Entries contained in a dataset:
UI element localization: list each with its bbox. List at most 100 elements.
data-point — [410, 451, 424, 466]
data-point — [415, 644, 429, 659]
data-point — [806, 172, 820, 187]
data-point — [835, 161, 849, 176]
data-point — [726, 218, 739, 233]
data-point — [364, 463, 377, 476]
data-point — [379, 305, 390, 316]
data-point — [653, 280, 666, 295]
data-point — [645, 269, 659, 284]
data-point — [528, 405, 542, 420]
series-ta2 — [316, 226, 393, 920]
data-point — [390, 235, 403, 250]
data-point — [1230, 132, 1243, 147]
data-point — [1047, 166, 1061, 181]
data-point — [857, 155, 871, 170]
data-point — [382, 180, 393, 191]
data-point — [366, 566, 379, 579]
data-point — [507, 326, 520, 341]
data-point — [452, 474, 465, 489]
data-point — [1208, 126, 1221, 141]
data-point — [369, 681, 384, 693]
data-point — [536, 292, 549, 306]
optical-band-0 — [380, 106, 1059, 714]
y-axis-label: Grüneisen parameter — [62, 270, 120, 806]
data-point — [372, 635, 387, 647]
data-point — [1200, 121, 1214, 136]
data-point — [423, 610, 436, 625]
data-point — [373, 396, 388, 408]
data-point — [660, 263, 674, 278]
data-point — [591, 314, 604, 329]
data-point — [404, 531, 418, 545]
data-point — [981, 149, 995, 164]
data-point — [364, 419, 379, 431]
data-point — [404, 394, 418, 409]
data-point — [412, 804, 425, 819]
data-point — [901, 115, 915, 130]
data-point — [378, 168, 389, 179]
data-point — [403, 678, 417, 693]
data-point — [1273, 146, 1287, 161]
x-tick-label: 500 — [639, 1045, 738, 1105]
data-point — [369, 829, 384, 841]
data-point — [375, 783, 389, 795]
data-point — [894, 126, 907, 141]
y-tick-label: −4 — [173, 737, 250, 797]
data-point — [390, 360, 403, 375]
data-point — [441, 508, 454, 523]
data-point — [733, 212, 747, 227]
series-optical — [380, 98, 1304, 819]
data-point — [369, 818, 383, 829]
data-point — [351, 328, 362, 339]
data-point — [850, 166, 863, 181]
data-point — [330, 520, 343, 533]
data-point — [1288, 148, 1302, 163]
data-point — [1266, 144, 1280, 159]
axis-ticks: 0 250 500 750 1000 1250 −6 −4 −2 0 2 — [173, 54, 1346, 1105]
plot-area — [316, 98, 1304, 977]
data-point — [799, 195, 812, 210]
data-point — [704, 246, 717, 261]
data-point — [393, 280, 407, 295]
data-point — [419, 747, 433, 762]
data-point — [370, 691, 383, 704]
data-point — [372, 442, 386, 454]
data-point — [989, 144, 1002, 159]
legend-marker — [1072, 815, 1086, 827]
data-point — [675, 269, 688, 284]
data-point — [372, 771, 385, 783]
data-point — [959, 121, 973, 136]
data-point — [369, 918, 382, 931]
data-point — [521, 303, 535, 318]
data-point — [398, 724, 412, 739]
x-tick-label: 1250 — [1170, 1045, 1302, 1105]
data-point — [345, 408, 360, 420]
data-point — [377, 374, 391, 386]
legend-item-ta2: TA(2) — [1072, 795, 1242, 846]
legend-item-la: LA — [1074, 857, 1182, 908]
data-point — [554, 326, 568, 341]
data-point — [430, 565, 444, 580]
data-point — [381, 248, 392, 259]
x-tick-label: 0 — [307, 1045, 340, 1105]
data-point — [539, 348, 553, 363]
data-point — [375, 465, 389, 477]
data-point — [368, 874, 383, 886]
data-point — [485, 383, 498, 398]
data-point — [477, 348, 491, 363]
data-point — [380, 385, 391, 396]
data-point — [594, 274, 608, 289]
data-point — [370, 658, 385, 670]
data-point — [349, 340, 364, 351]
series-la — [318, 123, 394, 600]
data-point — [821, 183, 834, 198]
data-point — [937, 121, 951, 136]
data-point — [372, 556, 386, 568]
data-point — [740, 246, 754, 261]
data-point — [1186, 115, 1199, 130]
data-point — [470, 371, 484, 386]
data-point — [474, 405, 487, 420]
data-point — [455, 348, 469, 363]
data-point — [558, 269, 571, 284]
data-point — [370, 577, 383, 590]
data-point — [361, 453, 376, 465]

Set problem
Give the lines of the entries above as a JSON list of strings, one string per line, leaving out blank lines.

Problem solution
[
  "UI element localization: list each with its bbox. List at most 100 elements.",
  "data-point — [410, 451, 424, 466]",
  "data-point — [415, 644, 429, 659]",
  "data-point — [806, 172, 820, 187]",
  "data-point — [835, 161, 849, 176]",
  "data-point — [726, 218, 739, 233]",
  "data-point — [364, 463, 377, 476]",
  "data-point — [379, 305, 390, 316]",
  "data-point — [653, 280, 666, 295]",
  "data-point — [645, 269, 659, 284]",
  "data-point — [528, 405, 542, 420]",
  "series-ta2 — [316, 226, 393, 920]",
  "data-point — [390, 235, 403, 250]",
  "data-point — [1230, 132, 1243, 147]",
  "data-point — [1047, 166, 1061, 181]",
  "data-point — [857, 155, 871, 170]",
  "data-point — [382, 180, 393, 191]",
  "data-point — [366, 566, 379, 579]",
  "data-point — [507, 326, 520, 341]",
  "data-point — [452, 474, 465, 489]",
  "data-point — [1208, 126, 1221, 141]",
  "data-point — [369, 681, 384, 693]",
  "data-point — [536, 292, 549, 306]",
  "optical-band-0 — [380, 106, 1059, 714]",
  "y-axis-label: Grüneisen parameter — [62, 270, 120, 806]",
  "data-point — [372, 635, 387, 647]",
  "data-point — [1200, 121, 1214, 136]",
  "data-point — [423, 610, 436, 625]",
  "data-point — [373, 396, 388, 408]",
  "data-point — [660, 263, 674, 278]",
  "data-point — [591, 314, 604, 329]",
  "data-point — [404, 531, 418, 545]",
  "data-point — [981, 149, 995, 164]",
  "data-point — [364, 419, 379, 431]",
  "data-point — [404, 394, 418, 409]",
  "data-point — [412, 804, 425, 819]",
  "data-point — [901, 115, 915, 130]",
  "data-point — [378, 168, 389, 179]",
  "data-point — [403, 678, 417, 693]",
  "data-point — [1273, 146, 1287, 161]",
  "x-tick-label: 500 — [639, 1045, 738, 1105]",
  "data-point — [369, 829, 384, 841]",
  "data-point — [375, 783, 389, 795]",
  "data-point — [894, 126, 907, 141]",
  "y-tick-label: −4 — [173, 737, 250, 797]",
  "data-point — [390, 360, 403, 375]",
  "data-point — [441, 508, 454, 523]",
  "data-point — [733, 212, 747, 227]",
  "series-optical — [380, 98, 1304, 819]",
  "data-point — [369, 818, 383, 829]",
  "data-point — [351, 328, 362, 339]",
  "data-point — [850, 166, 863, 181]",
  "data-point — [330, 520, 343, 533]",
  "data-point — [1288, 148, 1302, 163]",
  "data-point — [1266, 144, 1280, 159]",
  "axis-ticks: 0 250 500 750 1000 1250 −6 −4 −2 0 2 — [173, 54, 1346, 1105]",
  "plot-area — [316, 98, 1304, 977]",
  "data-point — [799, 195, 812, 210]",
  "data-point — [704, 246, 717, 261]",
  "data-point — [393, 280, 407, 295]",
  "data-point — [419, 747, 433, 762]",
  "data-point — [370, 691, 383, 704]",
  "data-point — [372, 442, 386, 454]",
  "data-point — [989, 144, 1002, 159]",
  "legend-marker — [1072, 815, 1086, 827]",
  "data-point — [675, 269, 688, 284]",
  "data-point — [372, 771, 385, 783]",
  "data-point — [959, 121, 973, 136]",
  "data-point — [369, 918, 382, 931]",
  "data-point — [521, 303, 535, 318]",
  "data-point — [398, 724, 412, 739]",
  "x-tick-label: 1250 — [1170, 1045, 1302, 1105]",
  "data-point — [345, 408, 360, 420]",
  "data-point — [377, 374, 391, 386]",
  "legend-item-ta2: TA(2) — [1072, 795, 1242, 846]",
  "legend-item-la: LA — [1074, 857, 1182, 908]",
  "data-point — [554, 326, 568, 341]",
  "data-point — [430, 565, 444, 580]",
  "data-point — [381, 248, 392, 259]",
  "x-tick-label: 0 — [307, 1045, 340, 1105]",
  "data-point — [539, 348, 553, 363]",
  "data-point — [375, 465, 389, 477]",
  "data-point — [368, 874, 383, 886]",
  "data-point — [485, 383, 498, 398]",
  "data-point — [477, 348, 491, 363]",
  "data-point — [380, 385, 391, 396]",
  "data-point — [594, 274, 608, 289]",
  "data-point — [370, 658, 385, 670]",
  "data-point — [349, 340, 364, 351]",
  "series-la — [318, 123, 394, 600]",
  "data-point — [821, 183, 834, 198]",
  "data-point — [937, 121, 951, 136]",
  "data-point — [372, 556, 386, 568]",
  "data-point — [740, 246, 754, 261]",
  "data-point — [1186, 115, 1199, 130]",
  "data-point — [470, 371, 484, 386]",
  "data-point — [474, 405, 487, 420]",
  "data-point — [455, 348, 469, 363]",
  "data-point — [558, 269, 571, 284]",
  "data-point — [370, 577, 383, 590]",
  "data-point — [361, 453, 376, 465]"
]